The records below are to be quoted in full; please keep every word exact.

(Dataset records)
───

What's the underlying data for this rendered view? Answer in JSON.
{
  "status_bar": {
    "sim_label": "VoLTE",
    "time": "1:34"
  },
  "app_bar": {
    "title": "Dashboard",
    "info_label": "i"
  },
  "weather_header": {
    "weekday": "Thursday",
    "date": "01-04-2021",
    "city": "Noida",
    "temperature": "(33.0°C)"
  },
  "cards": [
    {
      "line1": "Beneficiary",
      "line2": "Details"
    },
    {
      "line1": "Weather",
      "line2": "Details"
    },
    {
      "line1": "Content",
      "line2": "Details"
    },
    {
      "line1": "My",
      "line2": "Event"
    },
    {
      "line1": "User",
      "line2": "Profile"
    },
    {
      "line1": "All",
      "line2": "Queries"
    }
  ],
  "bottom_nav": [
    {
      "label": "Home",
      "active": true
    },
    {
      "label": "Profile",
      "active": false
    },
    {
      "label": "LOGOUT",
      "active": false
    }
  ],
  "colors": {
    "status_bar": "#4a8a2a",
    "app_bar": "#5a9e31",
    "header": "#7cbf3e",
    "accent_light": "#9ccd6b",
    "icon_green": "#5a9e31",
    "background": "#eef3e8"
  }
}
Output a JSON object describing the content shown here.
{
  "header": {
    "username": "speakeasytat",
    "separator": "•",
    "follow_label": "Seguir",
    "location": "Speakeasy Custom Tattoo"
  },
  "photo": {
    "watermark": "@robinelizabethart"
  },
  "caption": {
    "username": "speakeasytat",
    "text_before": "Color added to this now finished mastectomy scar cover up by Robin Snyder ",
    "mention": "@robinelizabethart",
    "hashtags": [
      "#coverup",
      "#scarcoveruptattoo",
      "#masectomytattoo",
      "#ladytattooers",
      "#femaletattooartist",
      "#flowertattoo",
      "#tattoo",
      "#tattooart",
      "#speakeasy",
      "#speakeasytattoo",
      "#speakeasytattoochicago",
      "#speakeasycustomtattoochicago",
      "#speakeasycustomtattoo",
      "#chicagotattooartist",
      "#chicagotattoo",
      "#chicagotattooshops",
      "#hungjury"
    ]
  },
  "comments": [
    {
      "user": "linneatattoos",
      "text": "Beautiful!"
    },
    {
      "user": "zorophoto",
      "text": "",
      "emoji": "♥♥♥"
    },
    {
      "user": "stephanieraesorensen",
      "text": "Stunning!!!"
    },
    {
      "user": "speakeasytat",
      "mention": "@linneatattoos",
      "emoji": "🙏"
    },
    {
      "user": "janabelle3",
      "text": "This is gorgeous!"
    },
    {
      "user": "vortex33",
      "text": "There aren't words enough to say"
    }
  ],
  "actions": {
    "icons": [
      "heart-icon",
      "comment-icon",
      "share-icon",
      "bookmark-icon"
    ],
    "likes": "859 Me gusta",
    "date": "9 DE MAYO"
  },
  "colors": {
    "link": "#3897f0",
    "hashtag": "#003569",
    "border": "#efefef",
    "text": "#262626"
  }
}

───

Solution to this task —
What's the underlying data for this rendered view? Answer in JSON.
{
  "status_bar": {
    "sim_label": "VoLTE",
    "time": "1:34"
  },
  "app_bar": {
    "title": "Dashboard",
    "info_label": "i"
  },
  "weather_header": {
    "weekday": "Thursday",
    "date": "01-04-2021",
    "city": "Noida",
    "temperature": "(33.0°C)"
  },
  "cards": [
    {
      "line1": "Beneficiary",
      "line2": "Details"
    },
    {
      "line1": "Weather",
      "line2": "Details"
    },
    {
      "line1": "Content",
      "line2": "Details"
    },
    {
      "line1": "My",
      "line2": "Event"
    },
    {
      "line1": "User",
      "line2": "Profile"
    },
    {
      "line1": "All",
      "line2": "Queries"
    }
  ],
  "bottom_nav": [
    {
      "label": "Home",
      "active": true
    },
    {
      "label": "Profile",
      "active": false
    },
    {
      "label": "LOGOUT",
      "active": false
    }
  ],
  "colors": {
    "status_bar": "#4a8a2a",
    "app_bar": "#5a9e31",
    "header": "#7cbf3e",
    "accent_light": "#9ccd6b",
    "icon_green": "#5a9e31",
    "background": "#eef3e8"
  }
}
Output a JSON object describing the content shown here.
{
  "header": {
    "username": "speakeasytat",
    "separator": "•",
    "follow_label": "Seguir",
    "location": "Speakeasy Custom Tattoo"
  },
  "photo": {
    "watermark": "@robinelizabethart"
  },
  "caption": {
    "username": "speakeasytat",
    "text_before": "Color added to this now finished mastectomy scar cover up by Robin Snyder ",
    "mention": "@robinelizabethart",
    "hashtags": [
      "#coverup",
      "#scarcoveruptattoo",
      "#masectomytattoo",
      "#ladytattooers",
      "#femaletattooartist",
      "#flowertattoo",
      "#tattoo",
      "#tattooart",
      "#speakeasy",
      "#speakeasytattoo",
      "#speakeasytattoochicago",
      "#speakeasycustomtattoochicago",
      "#speakeasycustomtattoo",
      "#chicagotattooartist",
      "#chicagotattoo",
      "#chicagotattooshops",
      "#hungjury"
    ]
  },
  "comments": [
    {
      "user": "linneatattoos",
      "text": "Beautiful!"
    },
    {
      "user": "zorophoto",
      "text": "",
      "emoji": "♥♥♥"
    },
    {
      "user": "stephanieraesorensen",
      "text": "Stunning!!!"
    },
    {
      "user": "speakeasytat",
      "mention": "@linneatattoos",
      "emoji": "🙏"
    },
    {
      "user": "janabelle3",
      "text": "This is gorgeous!"
    },
    {
      "user": "vortex33",
      "text": "There aren't words enough to say"
    }
  ],
  "actions": {
    "icons": [
      "heart-icon",
      "comment-icon",
      "share-icon",
      "bookmark-icon"
    ],
    "likes": "859 Me gusta",
    "date": "9 DE MAYO"
  },
  "colors": {
    "link": "#3897f0",
    "hashtag": "#003569",
    "border": "#efefef",
    "text": "#262626"
  }
}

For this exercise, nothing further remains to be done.